== Information provided

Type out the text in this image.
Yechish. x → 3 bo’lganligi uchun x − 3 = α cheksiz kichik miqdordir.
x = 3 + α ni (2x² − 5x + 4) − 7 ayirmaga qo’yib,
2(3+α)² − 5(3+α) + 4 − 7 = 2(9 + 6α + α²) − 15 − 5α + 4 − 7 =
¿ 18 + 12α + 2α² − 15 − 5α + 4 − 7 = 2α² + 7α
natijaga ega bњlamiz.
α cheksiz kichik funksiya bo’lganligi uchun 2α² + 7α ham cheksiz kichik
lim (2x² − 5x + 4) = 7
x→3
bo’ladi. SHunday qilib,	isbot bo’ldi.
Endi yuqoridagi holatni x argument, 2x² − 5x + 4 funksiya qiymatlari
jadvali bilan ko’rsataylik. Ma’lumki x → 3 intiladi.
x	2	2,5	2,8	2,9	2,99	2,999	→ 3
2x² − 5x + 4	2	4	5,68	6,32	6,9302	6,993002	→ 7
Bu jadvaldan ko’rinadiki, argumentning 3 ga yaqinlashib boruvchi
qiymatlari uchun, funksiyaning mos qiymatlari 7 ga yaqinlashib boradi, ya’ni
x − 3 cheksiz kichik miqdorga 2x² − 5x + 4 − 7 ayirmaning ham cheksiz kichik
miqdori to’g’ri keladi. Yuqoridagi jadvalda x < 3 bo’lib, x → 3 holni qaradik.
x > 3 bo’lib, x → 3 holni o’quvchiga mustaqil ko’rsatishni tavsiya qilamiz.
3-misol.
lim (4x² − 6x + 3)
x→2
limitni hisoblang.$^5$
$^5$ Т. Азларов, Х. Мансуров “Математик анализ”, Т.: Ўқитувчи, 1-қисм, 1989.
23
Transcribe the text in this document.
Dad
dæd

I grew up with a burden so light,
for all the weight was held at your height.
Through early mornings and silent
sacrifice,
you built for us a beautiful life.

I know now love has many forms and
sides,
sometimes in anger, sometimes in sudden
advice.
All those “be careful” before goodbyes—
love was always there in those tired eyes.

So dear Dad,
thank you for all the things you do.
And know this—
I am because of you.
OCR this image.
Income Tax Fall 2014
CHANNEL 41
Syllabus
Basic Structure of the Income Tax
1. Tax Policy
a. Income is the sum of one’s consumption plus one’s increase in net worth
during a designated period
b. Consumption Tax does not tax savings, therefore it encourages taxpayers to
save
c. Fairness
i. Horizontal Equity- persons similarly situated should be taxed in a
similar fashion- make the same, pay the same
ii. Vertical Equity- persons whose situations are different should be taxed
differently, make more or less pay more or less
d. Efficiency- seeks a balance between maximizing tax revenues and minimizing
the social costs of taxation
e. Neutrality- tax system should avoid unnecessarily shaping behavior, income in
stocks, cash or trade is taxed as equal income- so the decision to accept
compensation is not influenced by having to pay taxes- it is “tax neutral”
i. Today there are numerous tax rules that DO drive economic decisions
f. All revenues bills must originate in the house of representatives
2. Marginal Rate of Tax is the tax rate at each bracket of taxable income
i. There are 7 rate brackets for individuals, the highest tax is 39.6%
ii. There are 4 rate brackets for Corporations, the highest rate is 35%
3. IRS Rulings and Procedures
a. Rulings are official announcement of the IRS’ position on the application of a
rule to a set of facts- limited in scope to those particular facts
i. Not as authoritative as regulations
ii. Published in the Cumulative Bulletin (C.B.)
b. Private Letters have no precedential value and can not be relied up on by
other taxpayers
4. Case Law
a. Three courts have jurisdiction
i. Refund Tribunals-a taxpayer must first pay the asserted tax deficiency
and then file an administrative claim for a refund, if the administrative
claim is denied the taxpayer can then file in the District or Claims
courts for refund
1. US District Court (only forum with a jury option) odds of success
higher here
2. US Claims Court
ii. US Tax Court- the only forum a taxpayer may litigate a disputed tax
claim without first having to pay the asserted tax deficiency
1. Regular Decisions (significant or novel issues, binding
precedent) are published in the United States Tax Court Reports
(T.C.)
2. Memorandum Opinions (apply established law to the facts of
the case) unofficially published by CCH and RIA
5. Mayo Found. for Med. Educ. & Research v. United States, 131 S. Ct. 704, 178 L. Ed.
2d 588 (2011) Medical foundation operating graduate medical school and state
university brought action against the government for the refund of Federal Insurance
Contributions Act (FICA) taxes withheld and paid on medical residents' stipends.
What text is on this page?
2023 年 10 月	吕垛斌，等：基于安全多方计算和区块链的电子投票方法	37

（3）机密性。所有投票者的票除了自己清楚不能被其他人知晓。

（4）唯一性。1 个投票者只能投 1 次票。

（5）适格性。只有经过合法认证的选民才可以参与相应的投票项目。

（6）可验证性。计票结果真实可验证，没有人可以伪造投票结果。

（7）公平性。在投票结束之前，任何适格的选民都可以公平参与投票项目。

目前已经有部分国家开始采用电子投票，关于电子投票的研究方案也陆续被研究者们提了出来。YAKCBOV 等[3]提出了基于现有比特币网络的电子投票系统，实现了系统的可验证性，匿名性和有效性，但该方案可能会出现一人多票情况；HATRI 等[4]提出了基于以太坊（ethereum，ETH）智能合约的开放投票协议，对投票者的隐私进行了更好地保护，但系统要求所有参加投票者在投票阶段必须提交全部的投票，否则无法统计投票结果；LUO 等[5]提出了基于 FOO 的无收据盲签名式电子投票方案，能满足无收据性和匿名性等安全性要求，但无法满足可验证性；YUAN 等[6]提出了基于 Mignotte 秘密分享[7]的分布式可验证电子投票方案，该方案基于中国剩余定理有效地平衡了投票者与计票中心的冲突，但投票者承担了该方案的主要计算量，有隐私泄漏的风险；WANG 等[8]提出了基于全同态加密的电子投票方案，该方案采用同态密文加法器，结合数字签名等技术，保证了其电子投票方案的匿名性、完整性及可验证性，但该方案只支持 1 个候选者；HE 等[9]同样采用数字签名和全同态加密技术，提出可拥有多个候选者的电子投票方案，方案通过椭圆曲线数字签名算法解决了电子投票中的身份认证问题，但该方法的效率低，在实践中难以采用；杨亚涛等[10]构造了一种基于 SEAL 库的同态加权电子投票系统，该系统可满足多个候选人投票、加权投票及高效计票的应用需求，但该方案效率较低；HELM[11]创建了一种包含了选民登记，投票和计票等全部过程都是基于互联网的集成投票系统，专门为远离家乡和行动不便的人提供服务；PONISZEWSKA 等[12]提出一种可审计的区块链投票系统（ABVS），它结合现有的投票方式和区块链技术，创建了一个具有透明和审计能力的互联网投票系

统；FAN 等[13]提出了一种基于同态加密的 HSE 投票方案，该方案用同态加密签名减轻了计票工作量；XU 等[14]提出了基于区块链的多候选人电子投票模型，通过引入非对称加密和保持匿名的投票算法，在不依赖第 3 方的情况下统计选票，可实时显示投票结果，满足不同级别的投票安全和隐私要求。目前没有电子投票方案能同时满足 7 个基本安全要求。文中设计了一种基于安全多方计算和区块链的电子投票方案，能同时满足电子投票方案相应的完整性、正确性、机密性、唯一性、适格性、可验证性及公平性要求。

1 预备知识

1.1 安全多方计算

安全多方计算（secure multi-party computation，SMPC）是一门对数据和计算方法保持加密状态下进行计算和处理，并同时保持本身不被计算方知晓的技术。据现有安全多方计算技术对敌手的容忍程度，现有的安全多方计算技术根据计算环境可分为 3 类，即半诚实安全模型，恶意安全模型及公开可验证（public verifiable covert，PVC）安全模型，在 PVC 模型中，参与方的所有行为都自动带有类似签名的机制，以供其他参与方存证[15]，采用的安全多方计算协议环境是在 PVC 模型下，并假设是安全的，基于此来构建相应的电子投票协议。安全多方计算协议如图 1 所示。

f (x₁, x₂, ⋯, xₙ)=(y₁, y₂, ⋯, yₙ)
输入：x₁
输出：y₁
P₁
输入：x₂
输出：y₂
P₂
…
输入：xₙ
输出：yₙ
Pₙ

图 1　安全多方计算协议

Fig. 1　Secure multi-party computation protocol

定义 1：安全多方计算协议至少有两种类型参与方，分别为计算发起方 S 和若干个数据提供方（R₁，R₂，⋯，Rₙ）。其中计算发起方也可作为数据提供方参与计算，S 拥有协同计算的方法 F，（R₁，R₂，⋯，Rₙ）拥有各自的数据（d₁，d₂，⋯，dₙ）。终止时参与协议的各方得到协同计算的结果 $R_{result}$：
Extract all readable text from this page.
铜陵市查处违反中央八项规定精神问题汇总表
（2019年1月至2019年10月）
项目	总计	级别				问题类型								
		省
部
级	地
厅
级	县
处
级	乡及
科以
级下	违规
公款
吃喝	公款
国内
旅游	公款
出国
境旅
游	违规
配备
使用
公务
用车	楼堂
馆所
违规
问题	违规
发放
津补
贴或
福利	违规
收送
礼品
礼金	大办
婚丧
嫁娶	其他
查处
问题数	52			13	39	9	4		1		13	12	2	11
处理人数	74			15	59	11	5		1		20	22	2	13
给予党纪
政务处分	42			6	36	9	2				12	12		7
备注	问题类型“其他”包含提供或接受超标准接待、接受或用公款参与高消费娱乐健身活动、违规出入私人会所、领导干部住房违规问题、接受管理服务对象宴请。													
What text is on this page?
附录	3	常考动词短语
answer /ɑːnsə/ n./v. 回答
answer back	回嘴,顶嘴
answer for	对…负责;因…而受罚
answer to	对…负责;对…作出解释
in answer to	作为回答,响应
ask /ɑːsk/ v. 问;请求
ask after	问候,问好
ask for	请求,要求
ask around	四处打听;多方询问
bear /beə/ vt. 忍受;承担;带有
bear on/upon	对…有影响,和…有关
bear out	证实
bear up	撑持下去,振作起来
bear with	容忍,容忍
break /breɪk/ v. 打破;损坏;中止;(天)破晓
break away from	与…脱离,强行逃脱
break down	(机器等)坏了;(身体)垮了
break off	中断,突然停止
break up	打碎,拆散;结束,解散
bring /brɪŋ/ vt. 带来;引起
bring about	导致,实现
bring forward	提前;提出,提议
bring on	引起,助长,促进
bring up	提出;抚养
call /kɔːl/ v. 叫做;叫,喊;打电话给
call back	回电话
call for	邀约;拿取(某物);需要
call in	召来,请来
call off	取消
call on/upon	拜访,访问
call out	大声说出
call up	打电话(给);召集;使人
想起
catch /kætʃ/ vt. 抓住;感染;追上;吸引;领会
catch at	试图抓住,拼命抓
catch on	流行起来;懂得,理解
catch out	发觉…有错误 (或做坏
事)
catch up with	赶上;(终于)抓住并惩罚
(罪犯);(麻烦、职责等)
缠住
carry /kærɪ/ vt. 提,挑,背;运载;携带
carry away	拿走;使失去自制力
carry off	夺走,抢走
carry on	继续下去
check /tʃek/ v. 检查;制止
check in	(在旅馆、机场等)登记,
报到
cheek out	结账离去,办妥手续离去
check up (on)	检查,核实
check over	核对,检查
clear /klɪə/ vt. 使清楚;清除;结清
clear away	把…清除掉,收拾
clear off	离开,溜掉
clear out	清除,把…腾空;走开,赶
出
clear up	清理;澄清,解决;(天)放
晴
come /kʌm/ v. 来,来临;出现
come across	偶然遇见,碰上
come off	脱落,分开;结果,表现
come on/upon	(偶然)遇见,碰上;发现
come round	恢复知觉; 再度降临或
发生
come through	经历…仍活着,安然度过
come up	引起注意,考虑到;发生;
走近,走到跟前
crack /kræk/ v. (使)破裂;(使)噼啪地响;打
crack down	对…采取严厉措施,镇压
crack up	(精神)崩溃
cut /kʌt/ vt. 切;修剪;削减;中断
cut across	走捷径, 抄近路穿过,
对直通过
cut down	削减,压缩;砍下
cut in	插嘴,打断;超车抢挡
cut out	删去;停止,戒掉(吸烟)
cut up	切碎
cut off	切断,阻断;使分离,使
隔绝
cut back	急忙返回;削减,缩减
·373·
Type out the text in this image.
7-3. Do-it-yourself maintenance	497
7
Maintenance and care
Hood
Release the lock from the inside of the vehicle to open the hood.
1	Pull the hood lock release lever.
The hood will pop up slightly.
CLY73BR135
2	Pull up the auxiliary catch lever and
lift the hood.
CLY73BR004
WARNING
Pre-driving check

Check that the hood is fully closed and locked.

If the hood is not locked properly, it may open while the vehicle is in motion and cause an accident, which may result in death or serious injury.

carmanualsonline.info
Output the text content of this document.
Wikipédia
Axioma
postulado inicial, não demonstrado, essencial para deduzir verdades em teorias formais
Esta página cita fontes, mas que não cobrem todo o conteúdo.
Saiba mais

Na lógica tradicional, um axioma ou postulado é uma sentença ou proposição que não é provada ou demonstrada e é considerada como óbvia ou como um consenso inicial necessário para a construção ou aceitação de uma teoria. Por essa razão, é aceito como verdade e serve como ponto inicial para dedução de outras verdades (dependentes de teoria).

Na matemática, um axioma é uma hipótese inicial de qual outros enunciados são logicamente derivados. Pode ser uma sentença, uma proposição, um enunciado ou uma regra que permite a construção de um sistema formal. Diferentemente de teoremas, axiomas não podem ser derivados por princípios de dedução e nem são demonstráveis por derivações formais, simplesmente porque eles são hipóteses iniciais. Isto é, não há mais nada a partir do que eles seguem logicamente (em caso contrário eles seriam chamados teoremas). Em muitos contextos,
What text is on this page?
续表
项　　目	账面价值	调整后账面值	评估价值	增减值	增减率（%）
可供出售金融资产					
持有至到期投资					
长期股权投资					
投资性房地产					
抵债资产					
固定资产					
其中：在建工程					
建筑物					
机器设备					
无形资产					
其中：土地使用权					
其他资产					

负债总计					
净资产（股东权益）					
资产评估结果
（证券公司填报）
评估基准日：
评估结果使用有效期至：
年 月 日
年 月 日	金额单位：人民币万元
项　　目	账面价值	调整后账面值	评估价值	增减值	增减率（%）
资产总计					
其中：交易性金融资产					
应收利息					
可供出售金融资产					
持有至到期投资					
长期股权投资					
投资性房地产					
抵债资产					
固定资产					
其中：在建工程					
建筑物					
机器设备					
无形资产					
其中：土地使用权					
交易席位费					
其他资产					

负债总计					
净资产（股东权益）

====

> **Aim**: Tally up the lines in the records that contain the word "qiymatlari" and give only the total.

> **Solution below**: 2